Select the lines that contain "International" and copy each of them.

START EXERCISE MATERIAL

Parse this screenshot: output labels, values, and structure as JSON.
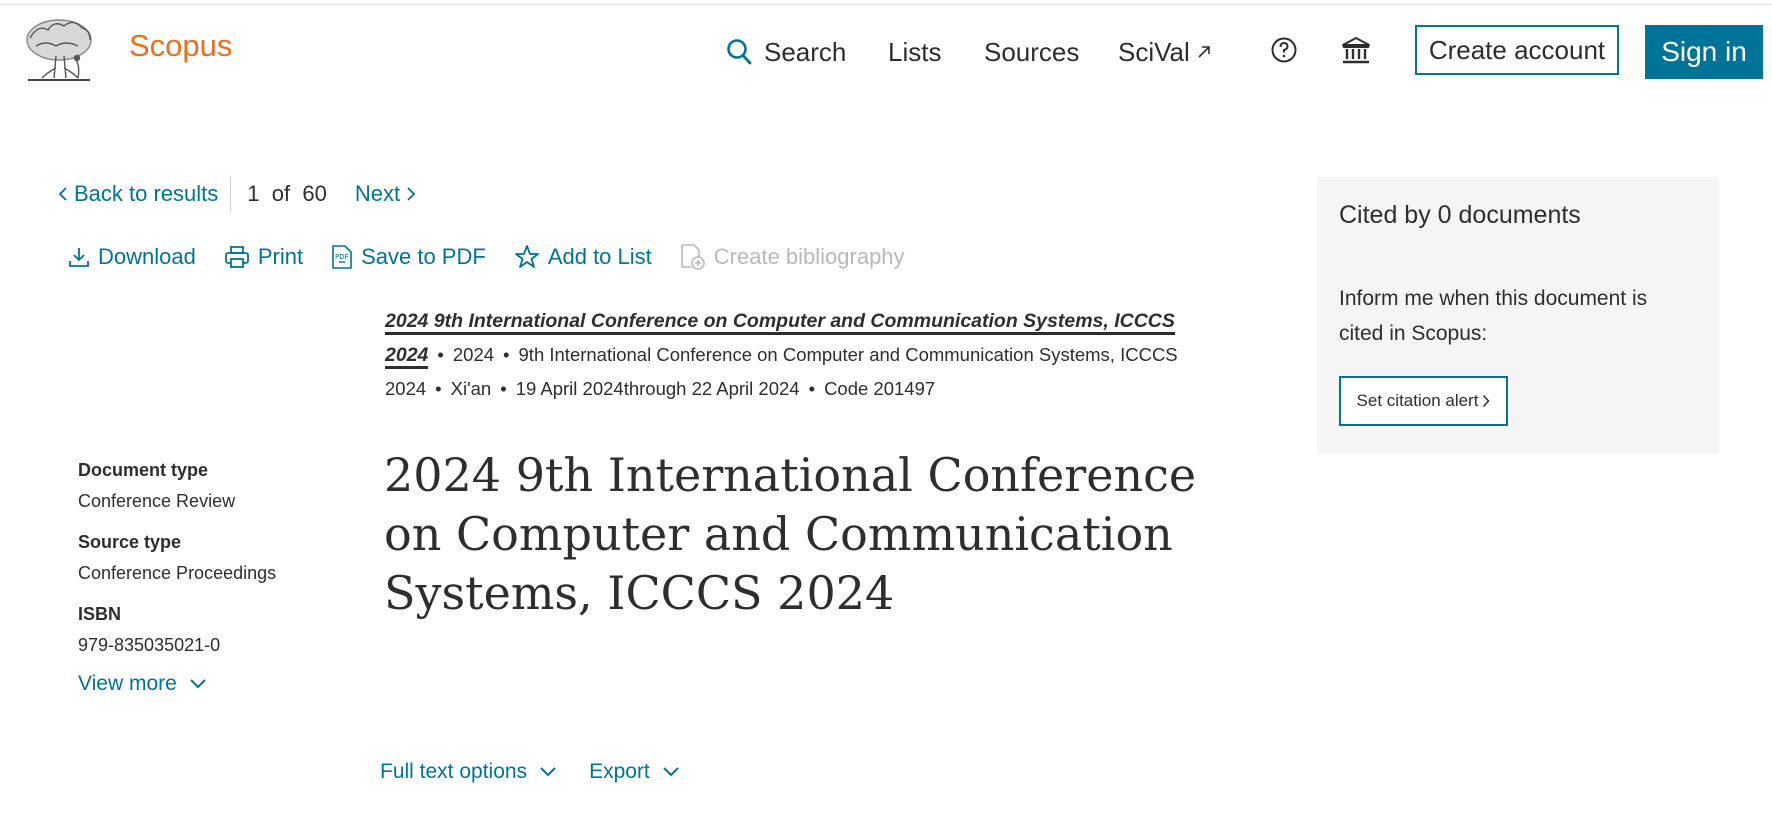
{
  "header": {
    "brand": "Scopus",
    "nav": {
      "search": "Search",
      "lists": "Lists",
      "sources": "Sources",
      "scival": "SciVal"
    },
    "create_account": "Create account",
    "sign_in": "Sign in"
  },
  "results_nav": {
    "back": "Back to results",
    "current": "1",
    "of": "of",
    "total": "60",
    "next": "Next"
  },
  "toolbar": {
    "download": "Download",
    "print": "Print",
    "save_pdf": "Save to PDF",
    "add_list": "Add to List",
    "bibliography": "Create bibliography"
  },
  "source": {
    "title": "2024 9th International Conference on Computer and Communication Systems, ICCCS 2024",
    "year": "2024",
    "conference": "9th International Conference on Computer and Communication Systems, ICCCS 2024",
    "location": "Xi'an",
    "dates": "19 April 2024through 22 April 2024",
    "code": "Code 201497"
  },
  "meta": {
    "doc_type_label": "Document type",
    "doc_type": "Conference Review",
    "source_type_label": "Source type",
    "source_type": "Conference Proceedings",
    "isbn_label": "ISBN",
    "isbn": "979-835035021-0",
    "view_more": "View more"
  },
  "document_title": "2024 9th International Conference on Computer and Communication Systems, ICCCS 2024",
  "options": {
    "full_text": "Full text options",
    "export": "Export"
  },
  "cited": {
    "title": "Cited by 0 documents",
    "text": "Inform me when this document is cited in Scopus:",
    "alert_button": "Set citation alert"
  },
  "colors": {
    "brand": "#e9711c",
    "link": "#007398",
    "text": "#2e2e2e",
    "panel": "#f5f5f5"
  }
}
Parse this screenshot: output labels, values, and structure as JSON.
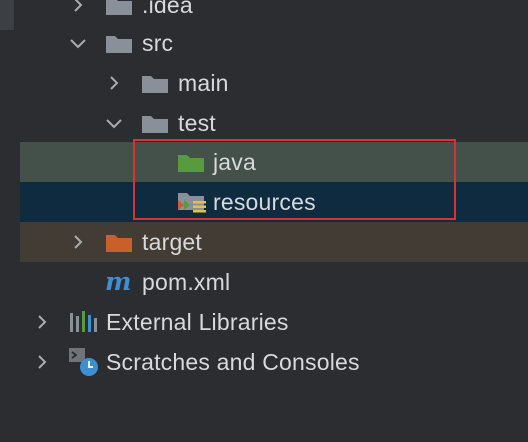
{
  "project_tree": {
    "items": [
      {
        "label": ".idea",
        "icon": "folder-icon"
      },
      {
        "label": "src",
        "icon": "folder-icon"
      },
      {
        "label": "main",
        "icon": "folder-icon"
      },
      {
        "label": "test",
        "icon": "folder-icon"
      },
      {
        "label": "java",
        "icon": "test-sources-folder-icon"
      },
      {
        "label": "resources",
        "icon": "test-resources-folder-icon"
      },
      {
        "label": "target",
        "icon": "excluded-folder-icon"
      },
      {
        "label": "pom.xml",
        "icon": "maven-icon"
      },
      {
        "label": "External Libraries",
        "icon": "libraries-icon"
      },
      {
        "label": "Scratches and Consoles",
        "icon": "scratches-icon"
      }
    ]
  },
  "colors": {
    "background": "#2b2d30",
    "text": "#d7d9dc",
    "folder": "#8a9099",
    "test_sources_folder": "#5a9a3f",
    "excluded_folder": "#c9602b",
    "maven": "#3d8fd1",
    "highlight_border": "#d83232",
    "selected_row": "#0f2b3f",
    "test_row": "#44504a",
    "target_row": "#423c34"
  }
}
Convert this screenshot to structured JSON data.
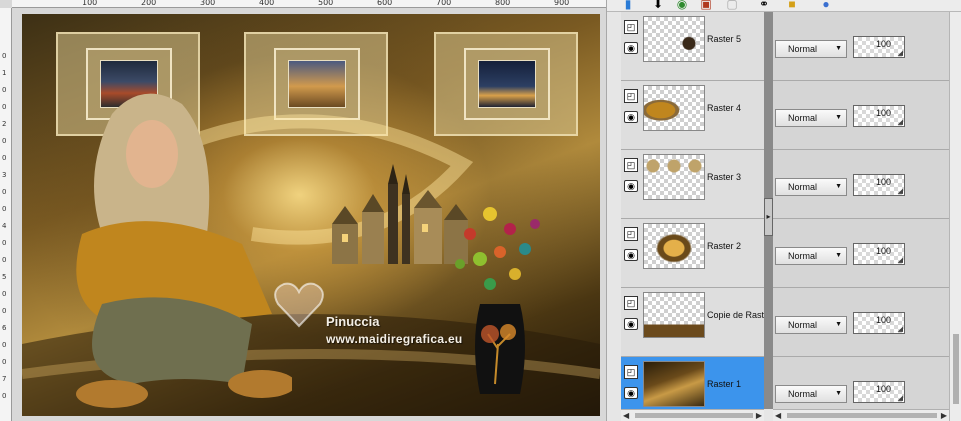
{
  "canvas": {
    "ruler_h_labels": [
      "100",
      "200",
      "300",
      "400",
      "500",
      "600",
      "700",
      "800",
      "900"
    ],
    "ruler_v_digits": [
      "0",
      "1",
      "0",
      "0",
      "2",
      "0",
      "0",
      "3",
      "0",
      "0",
      "4",
      "0",
      "0",
      "5",
      "0",
      "0",
      "6",
      "0",
      "0",
      "7",
      "0"
    ],
    "watermark": {
      "name": "Pinuccia",
      "site": "www.maidiregrafica.eu"
    }
  },
  "palette": {
    "toolbar_icons": [
      "new-layer-icon",
      "merge-down-icon",
      "visibility-icon",
      "delete-layer-icon",
      "mask-icon",
      "link-icon",
      "lock-icon",
      "globe-icon"
    ],
    "layers": [
      {
        "name": "Raster 5",
        "blend": "Normal",
        "opacity": "100",
        "selected": false,
        "thumb": "vase-small"
      },
      {
        "name": "Raster 4",
        "blend": "Normal",
        "opacity": "100",
        "selected": false,
        "thumb": "woman"
      },
      {
        "name": "Raster 3",
        "blend": "Normal",
        "opacity": "100",
        "selected": false,
        "thumb": "frames"
      },
      {
        "name": "Raster 2",
        "blend": "Normal",
        "opacity": "100",
        "selected": false,
        "thumb": "glow"
      },
      {
        "name": "Copie de Raste",
        "blend": "Normal",
        "opacity": "100",
        "selected": false,
        "thumb": "band"
      },
      {
        "name": "Raster 1",
        "blend": "Normal",
        "opacity": "100",
        "selected": true,
        "thumb": "background"
      }
    ]
  },
  "colors": {
    "selected_layer": "#3c94ec",
    "divider": "#8a8a8a"
  }
}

END EXERCISE MATERIAL

**RESULT**
    "title": "2024 9th International Conference on Computer and Communication Systems, ICCCS 2024",
    "conference": "9th International Conference on Computer and Communication Systems, ICCCS 2024",
  "document_title": "2024 9th International Conference on Computer and Communication Systems, ICCCS 2024",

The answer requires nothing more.